Record extracts Start Marker

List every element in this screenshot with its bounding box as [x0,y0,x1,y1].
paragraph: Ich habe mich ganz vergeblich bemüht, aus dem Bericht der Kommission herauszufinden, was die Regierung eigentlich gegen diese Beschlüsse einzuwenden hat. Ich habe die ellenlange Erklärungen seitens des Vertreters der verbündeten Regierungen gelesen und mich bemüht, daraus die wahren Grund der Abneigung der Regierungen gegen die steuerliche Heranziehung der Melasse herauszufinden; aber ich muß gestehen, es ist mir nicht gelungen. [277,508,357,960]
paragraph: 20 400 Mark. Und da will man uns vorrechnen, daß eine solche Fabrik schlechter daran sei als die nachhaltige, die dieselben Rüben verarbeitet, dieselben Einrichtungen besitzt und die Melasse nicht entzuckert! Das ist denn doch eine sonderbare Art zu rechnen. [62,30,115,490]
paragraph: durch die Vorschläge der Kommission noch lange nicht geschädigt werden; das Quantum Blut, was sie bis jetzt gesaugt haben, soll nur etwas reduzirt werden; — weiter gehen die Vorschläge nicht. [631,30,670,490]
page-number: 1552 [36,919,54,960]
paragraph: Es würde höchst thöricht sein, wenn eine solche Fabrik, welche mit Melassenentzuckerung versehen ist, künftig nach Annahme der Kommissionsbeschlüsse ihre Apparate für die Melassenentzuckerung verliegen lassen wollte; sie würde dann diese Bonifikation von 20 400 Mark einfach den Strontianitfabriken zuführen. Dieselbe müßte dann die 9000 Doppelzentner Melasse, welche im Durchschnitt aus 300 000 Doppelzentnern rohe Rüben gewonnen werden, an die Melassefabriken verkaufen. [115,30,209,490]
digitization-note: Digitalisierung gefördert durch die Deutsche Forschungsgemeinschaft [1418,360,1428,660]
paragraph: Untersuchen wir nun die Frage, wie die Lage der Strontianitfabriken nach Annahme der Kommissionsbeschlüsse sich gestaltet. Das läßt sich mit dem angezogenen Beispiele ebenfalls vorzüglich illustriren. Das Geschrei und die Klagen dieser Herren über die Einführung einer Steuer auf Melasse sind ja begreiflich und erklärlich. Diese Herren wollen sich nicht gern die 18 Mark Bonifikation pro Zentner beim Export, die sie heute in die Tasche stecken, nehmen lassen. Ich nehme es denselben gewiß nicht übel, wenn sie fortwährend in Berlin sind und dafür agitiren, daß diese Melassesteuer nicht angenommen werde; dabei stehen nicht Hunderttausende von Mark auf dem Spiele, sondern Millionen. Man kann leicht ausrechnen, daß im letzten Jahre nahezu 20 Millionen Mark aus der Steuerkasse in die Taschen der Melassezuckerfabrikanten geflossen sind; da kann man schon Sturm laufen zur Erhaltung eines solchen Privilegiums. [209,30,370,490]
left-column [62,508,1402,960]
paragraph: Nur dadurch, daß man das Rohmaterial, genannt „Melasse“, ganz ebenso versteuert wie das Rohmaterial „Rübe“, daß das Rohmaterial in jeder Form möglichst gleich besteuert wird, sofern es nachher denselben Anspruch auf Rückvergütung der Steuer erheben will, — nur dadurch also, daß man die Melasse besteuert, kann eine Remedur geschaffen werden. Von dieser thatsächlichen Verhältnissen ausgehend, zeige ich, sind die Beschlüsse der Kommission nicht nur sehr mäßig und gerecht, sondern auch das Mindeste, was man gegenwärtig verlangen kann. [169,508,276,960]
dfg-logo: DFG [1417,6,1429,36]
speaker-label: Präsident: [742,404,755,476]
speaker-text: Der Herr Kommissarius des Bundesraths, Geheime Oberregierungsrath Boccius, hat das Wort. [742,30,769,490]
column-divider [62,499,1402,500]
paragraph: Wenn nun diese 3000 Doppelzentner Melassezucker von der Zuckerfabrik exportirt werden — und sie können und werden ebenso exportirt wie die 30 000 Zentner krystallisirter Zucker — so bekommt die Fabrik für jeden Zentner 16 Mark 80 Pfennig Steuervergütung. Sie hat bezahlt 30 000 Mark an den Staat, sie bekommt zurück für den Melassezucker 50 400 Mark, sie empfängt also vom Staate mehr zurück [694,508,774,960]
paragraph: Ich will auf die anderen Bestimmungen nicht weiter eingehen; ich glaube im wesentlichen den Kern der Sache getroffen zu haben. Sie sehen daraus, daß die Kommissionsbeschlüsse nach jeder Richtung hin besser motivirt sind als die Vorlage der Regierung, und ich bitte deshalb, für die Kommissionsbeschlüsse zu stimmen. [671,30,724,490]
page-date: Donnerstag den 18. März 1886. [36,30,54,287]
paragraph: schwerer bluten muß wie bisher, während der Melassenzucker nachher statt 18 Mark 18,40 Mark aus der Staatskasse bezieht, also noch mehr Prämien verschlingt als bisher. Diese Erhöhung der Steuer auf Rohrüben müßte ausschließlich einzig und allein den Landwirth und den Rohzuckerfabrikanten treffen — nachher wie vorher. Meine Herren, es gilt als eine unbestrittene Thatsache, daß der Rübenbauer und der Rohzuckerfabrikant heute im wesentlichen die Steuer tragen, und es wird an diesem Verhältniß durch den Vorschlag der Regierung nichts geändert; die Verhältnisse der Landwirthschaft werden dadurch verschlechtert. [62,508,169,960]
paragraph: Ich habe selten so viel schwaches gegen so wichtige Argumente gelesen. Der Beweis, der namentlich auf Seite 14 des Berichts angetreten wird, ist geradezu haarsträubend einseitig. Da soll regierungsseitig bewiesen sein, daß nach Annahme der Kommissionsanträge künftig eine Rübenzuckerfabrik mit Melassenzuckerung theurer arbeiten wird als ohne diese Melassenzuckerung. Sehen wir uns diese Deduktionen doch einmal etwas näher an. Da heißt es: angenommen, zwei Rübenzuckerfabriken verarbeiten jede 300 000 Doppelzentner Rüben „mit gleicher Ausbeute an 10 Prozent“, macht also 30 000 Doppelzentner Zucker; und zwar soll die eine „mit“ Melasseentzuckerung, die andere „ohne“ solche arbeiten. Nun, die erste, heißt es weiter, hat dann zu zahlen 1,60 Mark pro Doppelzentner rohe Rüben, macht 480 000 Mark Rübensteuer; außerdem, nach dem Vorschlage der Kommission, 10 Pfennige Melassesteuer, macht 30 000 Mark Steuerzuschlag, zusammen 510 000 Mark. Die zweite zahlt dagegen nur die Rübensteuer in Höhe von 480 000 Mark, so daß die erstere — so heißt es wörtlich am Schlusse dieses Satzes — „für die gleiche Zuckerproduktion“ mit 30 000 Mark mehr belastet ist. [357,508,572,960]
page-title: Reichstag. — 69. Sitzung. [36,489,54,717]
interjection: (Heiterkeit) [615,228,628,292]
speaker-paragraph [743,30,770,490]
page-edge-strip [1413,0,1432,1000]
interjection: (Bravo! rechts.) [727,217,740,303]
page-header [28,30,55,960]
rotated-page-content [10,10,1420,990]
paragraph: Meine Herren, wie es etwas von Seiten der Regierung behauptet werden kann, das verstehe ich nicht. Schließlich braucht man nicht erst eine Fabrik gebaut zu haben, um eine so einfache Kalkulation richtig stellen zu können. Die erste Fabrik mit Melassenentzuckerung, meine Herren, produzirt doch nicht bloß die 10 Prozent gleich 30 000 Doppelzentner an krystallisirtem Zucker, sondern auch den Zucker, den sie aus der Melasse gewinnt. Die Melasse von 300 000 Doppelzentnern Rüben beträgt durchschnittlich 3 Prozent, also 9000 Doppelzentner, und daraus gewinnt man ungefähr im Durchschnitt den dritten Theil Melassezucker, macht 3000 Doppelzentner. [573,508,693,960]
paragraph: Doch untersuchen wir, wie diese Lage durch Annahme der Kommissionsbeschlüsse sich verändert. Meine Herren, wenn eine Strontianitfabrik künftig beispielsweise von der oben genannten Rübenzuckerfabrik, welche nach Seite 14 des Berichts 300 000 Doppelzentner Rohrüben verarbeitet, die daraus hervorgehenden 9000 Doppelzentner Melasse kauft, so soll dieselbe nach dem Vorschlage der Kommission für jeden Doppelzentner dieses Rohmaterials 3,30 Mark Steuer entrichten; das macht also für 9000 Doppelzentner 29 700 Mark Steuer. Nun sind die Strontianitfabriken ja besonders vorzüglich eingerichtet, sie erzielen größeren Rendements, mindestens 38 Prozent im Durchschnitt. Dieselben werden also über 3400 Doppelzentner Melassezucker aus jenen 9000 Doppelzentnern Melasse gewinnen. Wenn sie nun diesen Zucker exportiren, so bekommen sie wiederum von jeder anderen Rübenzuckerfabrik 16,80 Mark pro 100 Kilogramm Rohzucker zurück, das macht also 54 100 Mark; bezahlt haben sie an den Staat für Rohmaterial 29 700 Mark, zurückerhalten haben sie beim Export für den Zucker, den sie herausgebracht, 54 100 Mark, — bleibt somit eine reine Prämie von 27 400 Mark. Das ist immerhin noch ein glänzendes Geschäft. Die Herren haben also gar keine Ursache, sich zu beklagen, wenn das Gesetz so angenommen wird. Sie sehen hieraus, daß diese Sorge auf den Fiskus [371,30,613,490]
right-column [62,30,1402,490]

Record extracts End Marker

> **Task to complete**
The reply should consist solely of the number of lines in the records that include "interjection".

> **Finished task**
2